Type of macaroon made in Tamil Nadu, India

A Thoothukudi macaroon (or Tuticorin) is a type of macaroon from the port town of Thoothukudi, in the India state of Tamil Nadu. Traditional European macaroons are made from egg whites, sugar, and ground almonds. In Thoothukudi, the almond was replaced with locally available cashew.

==History==
Thoothukudi macaroons are basically European macaroons Indianised in Thoothukudi. The macaroon originated in France and Italy but has made its way to different parts of the world. Many of these regions have modified the recipe by adding or modifying the ingredients. Some of the regions have added grated coconut to add a local flavour. In Thooththukkudi almond was replaced with the locally available cashew. The Portuguese introduced the macaroon to India. It came via Ceylon, now Sri Lanka and reached Thooththukkudi, a port town in Tamil Nadu, South India.

==Method==
Several bakeries in Thoothukudi manufacture the macaroon using the same century-old method. The process starts with the grinding of cashew nuts. The grinding is done in two batches. The first batch produces coarse cashew nut powder while the second batch produces a fine powder. The two types of paste add to the texture and taste of the final product. The two types of cashew powder are mixed with ground sugar in an electric mixer. Meanwhile, the egg white is separated from the yolk and stored. Finally the egg white is mixed with the mixture of ground cashew nuts and sugar. This is done by hand. The process is known as folding and adds air in the mixture. This gives the final product a fluffy texture. Finally, the mixture is ready and is poured into piping cones. The Thooththukkudi macaroon has a spiral cone-like appearance, resembling a modak more than its European counterpart. It follows a slow baking process for six hours with a temperature of 152 °C.

Information:

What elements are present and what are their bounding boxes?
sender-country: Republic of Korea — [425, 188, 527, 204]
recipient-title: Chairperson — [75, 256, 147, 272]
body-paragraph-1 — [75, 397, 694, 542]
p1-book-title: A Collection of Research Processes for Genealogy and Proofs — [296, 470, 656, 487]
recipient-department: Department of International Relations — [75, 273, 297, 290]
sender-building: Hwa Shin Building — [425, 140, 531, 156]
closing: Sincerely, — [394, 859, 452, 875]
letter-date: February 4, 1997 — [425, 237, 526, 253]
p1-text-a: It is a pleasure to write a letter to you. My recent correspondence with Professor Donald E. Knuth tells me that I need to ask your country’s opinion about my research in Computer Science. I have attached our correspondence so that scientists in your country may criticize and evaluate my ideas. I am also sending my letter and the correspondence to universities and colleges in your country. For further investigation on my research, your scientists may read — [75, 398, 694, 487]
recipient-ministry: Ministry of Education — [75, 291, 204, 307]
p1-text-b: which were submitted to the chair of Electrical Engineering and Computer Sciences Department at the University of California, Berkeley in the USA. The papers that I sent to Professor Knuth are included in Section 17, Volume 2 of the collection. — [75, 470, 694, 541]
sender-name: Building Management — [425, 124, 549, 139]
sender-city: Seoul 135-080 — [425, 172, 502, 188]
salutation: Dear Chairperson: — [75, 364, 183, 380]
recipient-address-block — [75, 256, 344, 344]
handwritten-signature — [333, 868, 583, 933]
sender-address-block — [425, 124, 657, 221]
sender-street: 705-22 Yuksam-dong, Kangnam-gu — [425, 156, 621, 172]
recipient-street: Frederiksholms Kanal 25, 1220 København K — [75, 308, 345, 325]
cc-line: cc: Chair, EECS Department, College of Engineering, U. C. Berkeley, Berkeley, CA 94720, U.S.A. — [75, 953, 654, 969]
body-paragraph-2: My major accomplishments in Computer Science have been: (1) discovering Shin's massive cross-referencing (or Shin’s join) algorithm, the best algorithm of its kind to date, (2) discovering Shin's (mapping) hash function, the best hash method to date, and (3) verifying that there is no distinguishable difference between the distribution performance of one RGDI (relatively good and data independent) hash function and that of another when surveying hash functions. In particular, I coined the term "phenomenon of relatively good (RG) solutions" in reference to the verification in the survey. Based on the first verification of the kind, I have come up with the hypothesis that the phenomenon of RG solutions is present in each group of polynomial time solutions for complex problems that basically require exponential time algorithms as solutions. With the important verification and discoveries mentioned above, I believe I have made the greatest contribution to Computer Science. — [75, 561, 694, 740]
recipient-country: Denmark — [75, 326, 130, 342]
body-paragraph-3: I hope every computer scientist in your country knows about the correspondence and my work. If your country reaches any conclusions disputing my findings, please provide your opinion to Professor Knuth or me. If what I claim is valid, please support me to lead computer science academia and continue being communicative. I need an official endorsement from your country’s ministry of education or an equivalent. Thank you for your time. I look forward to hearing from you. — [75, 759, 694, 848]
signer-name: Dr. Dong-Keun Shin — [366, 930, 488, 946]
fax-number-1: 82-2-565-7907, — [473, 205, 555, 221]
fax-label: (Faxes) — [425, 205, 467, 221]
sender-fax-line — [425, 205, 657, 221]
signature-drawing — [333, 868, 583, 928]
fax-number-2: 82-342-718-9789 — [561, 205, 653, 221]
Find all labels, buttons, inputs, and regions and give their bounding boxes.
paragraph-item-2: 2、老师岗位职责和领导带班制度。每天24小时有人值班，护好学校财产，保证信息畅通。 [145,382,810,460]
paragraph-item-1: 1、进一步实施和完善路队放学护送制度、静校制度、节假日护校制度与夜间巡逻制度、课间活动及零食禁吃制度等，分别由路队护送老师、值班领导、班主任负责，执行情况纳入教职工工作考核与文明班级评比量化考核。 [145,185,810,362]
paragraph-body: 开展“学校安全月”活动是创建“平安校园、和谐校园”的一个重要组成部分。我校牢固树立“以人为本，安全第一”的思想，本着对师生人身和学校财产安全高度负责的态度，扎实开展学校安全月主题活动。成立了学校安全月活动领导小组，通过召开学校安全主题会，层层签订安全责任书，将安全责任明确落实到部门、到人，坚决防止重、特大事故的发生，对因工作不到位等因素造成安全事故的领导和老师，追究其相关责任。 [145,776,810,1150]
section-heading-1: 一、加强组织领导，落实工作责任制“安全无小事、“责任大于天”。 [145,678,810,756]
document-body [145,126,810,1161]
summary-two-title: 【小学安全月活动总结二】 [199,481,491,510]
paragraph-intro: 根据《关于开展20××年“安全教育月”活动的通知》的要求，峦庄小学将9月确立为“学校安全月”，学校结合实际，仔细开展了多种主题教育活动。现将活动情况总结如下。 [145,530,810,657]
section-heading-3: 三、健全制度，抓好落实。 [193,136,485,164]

Activity: According to the Thoothukudi macaroon text, for how long and at what temperature are the macaroons baked? Rely solely on the Thoothukudi macaroon text, not on the items.

Answer: They are baked for six hours at 152 °C.